DIRECTION: Find the line containing "Output a JSON". Reproduce it and every line after it up to the end of the records, exactly as written.

ENTRIES SUPPLIED:
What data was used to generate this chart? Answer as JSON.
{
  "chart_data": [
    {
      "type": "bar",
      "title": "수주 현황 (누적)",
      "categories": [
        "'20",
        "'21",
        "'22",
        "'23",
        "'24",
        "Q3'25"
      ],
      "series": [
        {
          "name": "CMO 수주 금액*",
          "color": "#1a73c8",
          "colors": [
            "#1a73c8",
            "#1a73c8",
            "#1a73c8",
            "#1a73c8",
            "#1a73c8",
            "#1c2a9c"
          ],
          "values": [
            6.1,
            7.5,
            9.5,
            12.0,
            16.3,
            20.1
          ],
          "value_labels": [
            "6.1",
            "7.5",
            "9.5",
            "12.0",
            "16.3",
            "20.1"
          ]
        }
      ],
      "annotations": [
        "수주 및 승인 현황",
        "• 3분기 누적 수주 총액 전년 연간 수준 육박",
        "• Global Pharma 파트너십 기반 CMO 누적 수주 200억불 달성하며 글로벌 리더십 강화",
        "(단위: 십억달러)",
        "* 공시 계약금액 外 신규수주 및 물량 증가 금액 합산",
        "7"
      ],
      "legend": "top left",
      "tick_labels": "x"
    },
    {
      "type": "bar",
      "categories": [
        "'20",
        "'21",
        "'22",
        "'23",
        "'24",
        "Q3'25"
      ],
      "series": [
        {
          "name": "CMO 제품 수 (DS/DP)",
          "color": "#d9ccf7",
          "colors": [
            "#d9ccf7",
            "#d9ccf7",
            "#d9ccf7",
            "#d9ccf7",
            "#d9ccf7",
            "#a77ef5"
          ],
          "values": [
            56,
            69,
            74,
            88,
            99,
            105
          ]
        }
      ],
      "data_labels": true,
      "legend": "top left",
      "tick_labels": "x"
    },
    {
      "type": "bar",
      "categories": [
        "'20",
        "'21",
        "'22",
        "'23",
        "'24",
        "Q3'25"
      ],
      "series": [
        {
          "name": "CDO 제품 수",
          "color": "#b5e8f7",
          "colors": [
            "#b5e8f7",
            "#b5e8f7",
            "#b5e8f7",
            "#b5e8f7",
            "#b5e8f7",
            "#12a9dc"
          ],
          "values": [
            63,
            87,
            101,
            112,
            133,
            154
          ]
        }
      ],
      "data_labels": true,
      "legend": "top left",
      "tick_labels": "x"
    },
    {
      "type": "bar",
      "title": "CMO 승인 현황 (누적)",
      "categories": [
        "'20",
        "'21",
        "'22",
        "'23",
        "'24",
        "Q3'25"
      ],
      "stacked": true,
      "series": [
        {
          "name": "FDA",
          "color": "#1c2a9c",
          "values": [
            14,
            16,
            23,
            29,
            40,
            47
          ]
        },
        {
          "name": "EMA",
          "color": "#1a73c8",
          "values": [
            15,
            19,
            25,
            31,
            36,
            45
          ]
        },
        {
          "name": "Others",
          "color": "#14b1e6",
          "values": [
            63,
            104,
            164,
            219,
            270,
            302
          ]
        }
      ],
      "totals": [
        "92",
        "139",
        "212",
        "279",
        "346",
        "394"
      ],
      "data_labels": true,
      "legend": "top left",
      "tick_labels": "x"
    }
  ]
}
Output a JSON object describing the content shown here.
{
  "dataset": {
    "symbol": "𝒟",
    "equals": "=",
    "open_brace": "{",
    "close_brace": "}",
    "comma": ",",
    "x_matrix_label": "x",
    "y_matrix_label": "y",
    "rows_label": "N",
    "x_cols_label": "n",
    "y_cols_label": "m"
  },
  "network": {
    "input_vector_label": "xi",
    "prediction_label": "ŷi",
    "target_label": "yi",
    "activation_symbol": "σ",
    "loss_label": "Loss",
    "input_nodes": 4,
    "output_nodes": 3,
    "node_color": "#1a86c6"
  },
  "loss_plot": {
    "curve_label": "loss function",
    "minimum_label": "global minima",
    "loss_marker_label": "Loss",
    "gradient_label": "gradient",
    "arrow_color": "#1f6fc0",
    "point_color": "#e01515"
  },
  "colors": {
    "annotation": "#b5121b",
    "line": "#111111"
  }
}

FINAL RESULT:
Output a JSON object describing the content shown here.
{
  "dataset": {
    "symbol": "𝒟",
    "equals": "=",
    "open_brace": "{",
    "close_brace": "}",
    "comma": ",",
    "x_matrix_label": "x",
    "y_matrix_label": "y",
    "rows_label": "N",
    "x_cols_label": "n",
    "y_cols_label": "m"
  },
  "network": {
    "input_vector_label": "xi",
    "prediction_label": "ŷi",
    "target_label": "yi",
    "activation_symbol": "σ",
    "loss_label": "Loss",
    "input_nodes": 4,
    "output_nodes": 3,
    "node_color": "#1a86c6"
  },
  "loss_plot": {
    "curve_label": "loss function",
    "minimum_label": "global minima",
    "loss_marker_label": "Loss",
    "gradient_label": "gradient",
    "arrow_color": "#1f6fc0",
    "point_color": "#e01515"
  },
  "colors": {
    "annotation": "#b5121b",
    "line": "#111111"
  }
}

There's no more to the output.